Task directions:
Give only the number of lines in the data that contain the word "Росію".

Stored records
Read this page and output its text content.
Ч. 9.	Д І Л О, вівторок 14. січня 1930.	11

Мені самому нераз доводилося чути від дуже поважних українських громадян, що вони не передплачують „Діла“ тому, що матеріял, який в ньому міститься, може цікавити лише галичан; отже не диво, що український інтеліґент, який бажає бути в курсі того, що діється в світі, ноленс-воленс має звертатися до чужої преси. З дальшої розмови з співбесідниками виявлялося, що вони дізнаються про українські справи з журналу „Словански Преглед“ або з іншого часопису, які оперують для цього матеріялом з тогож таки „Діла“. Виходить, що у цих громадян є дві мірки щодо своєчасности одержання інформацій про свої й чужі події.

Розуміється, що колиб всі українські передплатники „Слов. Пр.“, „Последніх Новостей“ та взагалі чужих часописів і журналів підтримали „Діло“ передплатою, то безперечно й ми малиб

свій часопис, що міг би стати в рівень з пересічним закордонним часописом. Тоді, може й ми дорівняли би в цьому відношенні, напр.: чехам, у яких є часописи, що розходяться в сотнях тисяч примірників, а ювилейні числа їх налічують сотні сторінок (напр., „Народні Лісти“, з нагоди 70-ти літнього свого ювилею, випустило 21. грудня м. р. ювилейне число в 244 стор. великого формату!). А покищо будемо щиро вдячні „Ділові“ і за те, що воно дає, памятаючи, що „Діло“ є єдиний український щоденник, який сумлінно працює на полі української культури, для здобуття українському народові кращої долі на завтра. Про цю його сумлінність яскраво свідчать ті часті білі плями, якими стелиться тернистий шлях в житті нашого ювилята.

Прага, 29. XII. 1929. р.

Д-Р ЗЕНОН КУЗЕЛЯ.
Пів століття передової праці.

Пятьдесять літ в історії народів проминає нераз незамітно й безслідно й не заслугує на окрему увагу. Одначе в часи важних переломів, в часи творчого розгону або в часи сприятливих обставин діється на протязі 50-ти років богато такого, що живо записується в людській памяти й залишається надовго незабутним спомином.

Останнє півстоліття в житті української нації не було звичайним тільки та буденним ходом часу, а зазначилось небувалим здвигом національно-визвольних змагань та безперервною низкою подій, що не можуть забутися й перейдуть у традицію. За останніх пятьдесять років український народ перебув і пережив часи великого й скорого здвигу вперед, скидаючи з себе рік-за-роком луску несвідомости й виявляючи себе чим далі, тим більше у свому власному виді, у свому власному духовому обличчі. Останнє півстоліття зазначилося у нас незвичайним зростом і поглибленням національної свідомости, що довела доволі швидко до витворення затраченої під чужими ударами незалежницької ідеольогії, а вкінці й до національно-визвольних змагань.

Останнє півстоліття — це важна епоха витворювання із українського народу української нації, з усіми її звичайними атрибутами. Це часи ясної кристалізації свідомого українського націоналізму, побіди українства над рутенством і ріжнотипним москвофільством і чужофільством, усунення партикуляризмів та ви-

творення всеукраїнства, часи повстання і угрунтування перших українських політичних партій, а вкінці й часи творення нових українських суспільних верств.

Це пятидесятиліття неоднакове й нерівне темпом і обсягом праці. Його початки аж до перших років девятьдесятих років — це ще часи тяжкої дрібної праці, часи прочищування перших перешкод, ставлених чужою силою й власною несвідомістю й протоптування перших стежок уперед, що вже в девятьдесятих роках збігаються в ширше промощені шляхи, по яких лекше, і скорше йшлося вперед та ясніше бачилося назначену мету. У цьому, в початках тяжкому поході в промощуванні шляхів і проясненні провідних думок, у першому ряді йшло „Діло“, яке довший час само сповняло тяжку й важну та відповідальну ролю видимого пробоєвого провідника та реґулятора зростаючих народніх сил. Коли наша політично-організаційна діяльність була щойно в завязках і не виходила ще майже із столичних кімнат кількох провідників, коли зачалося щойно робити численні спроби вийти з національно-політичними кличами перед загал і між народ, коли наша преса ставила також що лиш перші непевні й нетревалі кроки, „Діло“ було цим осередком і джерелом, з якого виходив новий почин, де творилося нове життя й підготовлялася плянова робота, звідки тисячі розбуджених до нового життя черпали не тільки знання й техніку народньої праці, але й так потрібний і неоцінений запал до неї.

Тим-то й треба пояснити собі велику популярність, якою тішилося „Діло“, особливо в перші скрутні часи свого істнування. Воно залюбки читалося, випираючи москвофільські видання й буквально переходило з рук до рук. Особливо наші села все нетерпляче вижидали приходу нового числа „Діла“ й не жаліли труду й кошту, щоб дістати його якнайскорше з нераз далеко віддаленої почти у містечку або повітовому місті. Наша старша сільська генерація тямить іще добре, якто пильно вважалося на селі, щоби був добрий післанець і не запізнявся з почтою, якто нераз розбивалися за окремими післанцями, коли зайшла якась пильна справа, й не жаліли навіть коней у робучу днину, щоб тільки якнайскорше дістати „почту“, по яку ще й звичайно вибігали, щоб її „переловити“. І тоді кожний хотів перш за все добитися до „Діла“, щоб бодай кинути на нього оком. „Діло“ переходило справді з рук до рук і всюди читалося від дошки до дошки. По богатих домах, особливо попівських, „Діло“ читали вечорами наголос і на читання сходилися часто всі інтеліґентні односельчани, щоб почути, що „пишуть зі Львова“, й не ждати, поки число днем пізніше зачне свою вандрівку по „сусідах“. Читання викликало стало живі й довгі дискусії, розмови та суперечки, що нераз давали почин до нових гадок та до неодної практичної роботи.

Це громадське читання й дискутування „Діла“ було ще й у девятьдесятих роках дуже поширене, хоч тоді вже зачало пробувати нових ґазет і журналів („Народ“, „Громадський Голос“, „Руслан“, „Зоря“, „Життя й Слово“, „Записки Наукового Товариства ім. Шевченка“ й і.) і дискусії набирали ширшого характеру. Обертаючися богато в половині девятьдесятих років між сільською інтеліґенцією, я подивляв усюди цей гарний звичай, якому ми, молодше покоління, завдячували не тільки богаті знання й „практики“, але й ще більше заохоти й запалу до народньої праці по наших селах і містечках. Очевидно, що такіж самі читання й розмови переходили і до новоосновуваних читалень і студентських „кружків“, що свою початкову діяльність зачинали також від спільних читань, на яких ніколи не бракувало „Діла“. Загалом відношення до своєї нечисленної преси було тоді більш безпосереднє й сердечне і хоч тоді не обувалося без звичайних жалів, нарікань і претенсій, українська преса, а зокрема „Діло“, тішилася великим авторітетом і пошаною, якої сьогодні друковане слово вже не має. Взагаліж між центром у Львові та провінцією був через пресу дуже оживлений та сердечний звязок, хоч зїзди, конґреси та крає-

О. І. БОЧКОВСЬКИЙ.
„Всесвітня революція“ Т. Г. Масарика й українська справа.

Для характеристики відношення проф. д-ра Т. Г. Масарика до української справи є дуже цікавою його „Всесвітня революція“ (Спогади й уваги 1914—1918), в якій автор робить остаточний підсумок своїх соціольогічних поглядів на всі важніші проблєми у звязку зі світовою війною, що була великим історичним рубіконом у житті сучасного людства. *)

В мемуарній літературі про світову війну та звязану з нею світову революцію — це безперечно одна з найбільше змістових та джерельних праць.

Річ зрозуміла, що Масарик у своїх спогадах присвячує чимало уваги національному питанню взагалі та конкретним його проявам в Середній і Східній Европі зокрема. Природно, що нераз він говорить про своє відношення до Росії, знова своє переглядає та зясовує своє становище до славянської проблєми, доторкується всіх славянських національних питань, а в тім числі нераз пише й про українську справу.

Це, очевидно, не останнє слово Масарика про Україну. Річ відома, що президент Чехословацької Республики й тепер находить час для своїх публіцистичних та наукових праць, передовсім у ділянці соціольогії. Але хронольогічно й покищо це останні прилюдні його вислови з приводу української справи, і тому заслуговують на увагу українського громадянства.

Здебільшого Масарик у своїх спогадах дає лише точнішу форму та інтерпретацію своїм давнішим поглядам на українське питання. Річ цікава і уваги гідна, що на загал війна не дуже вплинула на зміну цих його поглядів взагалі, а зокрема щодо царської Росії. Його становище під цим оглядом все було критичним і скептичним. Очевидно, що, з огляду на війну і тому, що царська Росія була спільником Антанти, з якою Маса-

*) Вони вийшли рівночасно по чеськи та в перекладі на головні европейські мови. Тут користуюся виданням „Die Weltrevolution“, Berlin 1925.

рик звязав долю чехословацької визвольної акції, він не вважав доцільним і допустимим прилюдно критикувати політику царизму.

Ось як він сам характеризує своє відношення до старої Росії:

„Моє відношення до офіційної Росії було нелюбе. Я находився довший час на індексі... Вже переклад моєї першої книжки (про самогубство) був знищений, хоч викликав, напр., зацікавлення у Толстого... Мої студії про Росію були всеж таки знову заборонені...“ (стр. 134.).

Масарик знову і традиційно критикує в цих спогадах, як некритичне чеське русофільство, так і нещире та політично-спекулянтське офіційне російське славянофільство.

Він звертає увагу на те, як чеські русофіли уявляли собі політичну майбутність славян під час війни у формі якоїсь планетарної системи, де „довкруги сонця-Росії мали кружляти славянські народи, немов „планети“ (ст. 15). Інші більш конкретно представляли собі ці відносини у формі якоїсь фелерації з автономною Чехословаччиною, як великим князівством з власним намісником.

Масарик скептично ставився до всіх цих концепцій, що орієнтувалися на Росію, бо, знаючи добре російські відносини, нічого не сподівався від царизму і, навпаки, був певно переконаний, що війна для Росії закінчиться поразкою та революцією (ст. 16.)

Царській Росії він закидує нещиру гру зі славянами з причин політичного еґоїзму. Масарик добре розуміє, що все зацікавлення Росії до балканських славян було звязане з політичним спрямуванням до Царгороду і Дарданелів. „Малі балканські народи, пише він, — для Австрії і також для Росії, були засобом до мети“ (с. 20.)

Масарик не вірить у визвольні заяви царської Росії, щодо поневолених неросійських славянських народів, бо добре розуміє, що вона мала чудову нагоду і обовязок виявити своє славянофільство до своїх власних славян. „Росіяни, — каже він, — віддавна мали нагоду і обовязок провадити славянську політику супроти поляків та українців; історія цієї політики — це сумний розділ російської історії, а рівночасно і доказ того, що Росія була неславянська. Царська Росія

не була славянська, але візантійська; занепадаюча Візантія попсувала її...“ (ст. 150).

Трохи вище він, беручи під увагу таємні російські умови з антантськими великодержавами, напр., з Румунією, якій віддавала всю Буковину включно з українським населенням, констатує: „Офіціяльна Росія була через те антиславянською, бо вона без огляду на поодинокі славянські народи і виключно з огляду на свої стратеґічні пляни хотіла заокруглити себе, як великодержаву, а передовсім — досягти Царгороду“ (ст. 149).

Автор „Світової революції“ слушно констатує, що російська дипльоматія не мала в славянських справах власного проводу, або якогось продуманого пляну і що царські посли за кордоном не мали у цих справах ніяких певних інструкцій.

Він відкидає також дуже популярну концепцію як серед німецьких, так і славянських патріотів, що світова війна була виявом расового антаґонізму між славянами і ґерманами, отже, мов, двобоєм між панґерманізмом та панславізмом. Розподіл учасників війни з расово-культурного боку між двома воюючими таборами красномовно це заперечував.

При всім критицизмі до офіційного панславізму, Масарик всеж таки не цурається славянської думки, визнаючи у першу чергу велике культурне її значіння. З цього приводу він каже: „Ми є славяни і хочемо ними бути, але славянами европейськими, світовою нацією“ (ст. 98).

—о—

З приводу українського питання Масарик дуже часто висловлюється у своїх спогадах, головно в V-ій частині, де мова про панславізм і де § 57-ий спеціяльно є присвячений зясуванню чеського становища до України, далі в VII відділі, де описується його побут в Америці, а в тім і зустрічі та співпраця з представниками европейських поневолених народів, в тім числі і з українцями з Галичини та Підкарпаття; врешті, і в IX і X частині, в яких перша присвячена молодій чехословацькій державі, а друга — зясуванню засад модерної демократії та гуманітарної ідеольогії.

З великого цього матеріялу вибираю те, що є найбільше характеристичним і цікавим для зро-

Answer to the task:
2